— start of INPUT MATERIAL —

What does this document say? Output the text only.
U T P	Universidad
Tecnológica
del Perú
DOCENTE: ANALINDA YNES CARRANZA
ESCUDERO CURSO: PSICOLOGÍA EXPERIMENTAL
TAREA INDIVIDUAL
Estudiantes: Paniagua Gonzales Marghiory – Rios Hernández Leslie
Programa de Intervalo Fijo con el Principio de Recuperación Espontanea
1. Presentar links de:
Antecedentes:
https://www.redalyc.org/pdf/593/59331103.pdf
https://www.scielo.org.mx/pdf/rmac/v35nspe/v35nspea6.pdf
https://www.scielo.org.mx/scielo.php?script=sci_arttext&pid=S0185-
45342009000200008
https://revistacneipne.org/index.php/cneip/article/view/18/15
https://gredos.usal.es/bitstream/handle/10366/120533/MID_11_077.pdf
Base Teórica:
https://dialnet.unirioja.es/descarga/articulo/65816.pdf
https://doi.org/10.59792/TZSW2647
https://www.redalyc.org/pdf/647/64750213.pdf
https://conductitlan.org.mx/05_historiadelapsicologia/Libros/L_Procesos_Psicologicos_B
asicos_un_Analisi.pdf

— end of INPUT MATERIAL —

EXERCISE INSTRUCTIONS ▸
Repeat every entry exactly, please.

TASK RESULT ▸
What does this document say? Output the text only.
U T P	Universidad
Tecnológica
del Perú
DOCENTE: ANALINDA YNES CARRANZA
ESCUDERO CURSO: PSICOLOGÍA EXPERIMENTAL
TAREA INDIVIDUAL
Estudiantes: Paniagua Gonzales Marghiory – Rios Hernández Leslie
Programa de Intervalo Fijo con el Principio de Recuperación Espontanea
1. Presentar links de:
Antecedentes:
https://www.redalyc.org/pdf/593/59331103.pdf
https://www.scielo.org.mx/pdf/rmac/v35nspe/v35nspea6.pdf
https://www.scielo.org.mx/scielo.php?script=sci_arttext&pid=S0185-
45342009000200008
https://revistacneipne.org/index.php/cneip/article/view/18/15
https://gredos.usal.es/bitstream/handle/10366/120533/MID_11_077.pdf
Base Teórica:
https://dialnet.unirioja.es/descarga/articulo/65816.pdf
https://doi.org/10.59792/TZSW2647
https://www.redalyc.org/pdf/647/64750213.pdf
https://conductitlan.org.mx/05_historiadelapsicologia/Libros/L_Procesos_Psicologicos_B
asicos_un_Analisi.pdf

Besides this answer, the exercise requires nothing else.